■ **Exercise details**:
From the listing that follows, output everything exactly except the pictures.

■ **Given data**:
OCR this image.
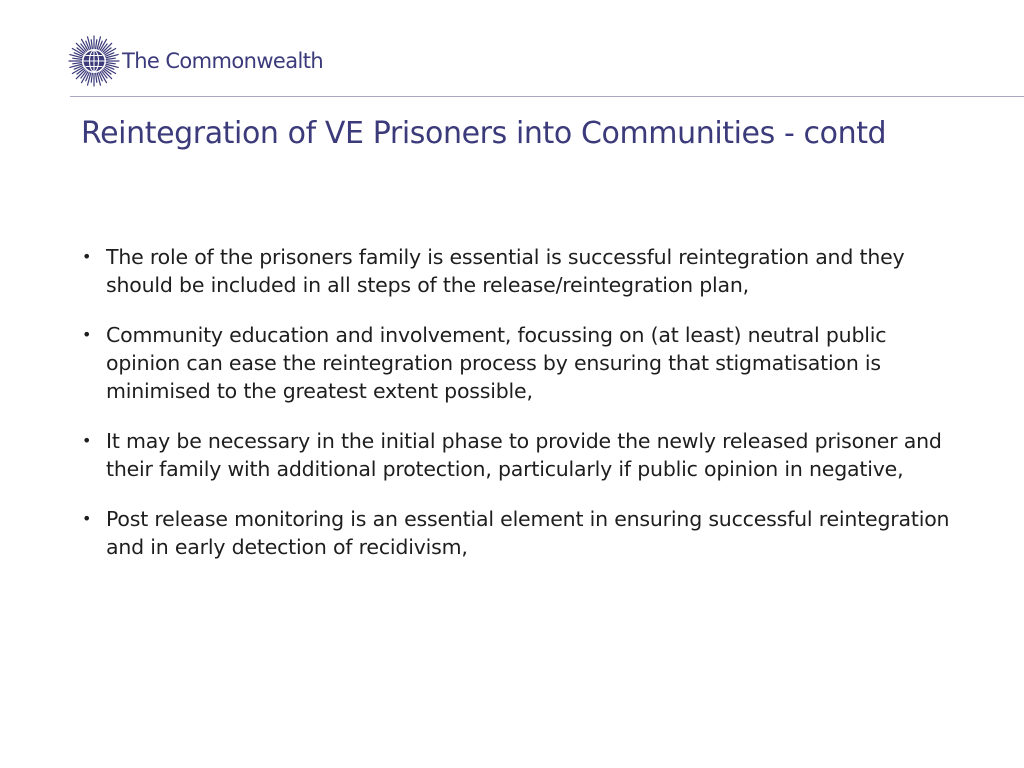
The Commonwealth
Reintegration of VE Prisoners into Communities - contd
• The role of the prisoners family is essential is successful reintegration and they should be included in all steps of the release/reintegration plan,
• Community education and involvement, focussing on (at least) neutral public opinion can ease the reintegration process by ensuring that stigmatisation is minimised to the greatest extent possible,
• It may be necessary in the initial phase to provide the newly released prisoner and their family with additional protection, particularly if public opinion in negative,
• Post release monitoring is an essential element in ensuring successful reintegration and in early detection of recidivism,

■ **Final result**:
OCR this image.
The Commonwealth
Reintegration of VE Prisoners into Communities - contd
• The role of the prisoners family is essential is successful reintegration and they should be included in all steps of the release/reintegration plan,
• Community education and involvement, focussing on (at least) neutral public opinion can ease the reintegration process by ensuring that stigmatisation is minimised to the greatest extent possible,
• It may be necessary in the initial phase to provide the newly released prisoner and their family with additional protection, particularly if public opinion in negative,
• Post release monitoring is an essential element in ensuring successful reintegration and in early detection of recidivism,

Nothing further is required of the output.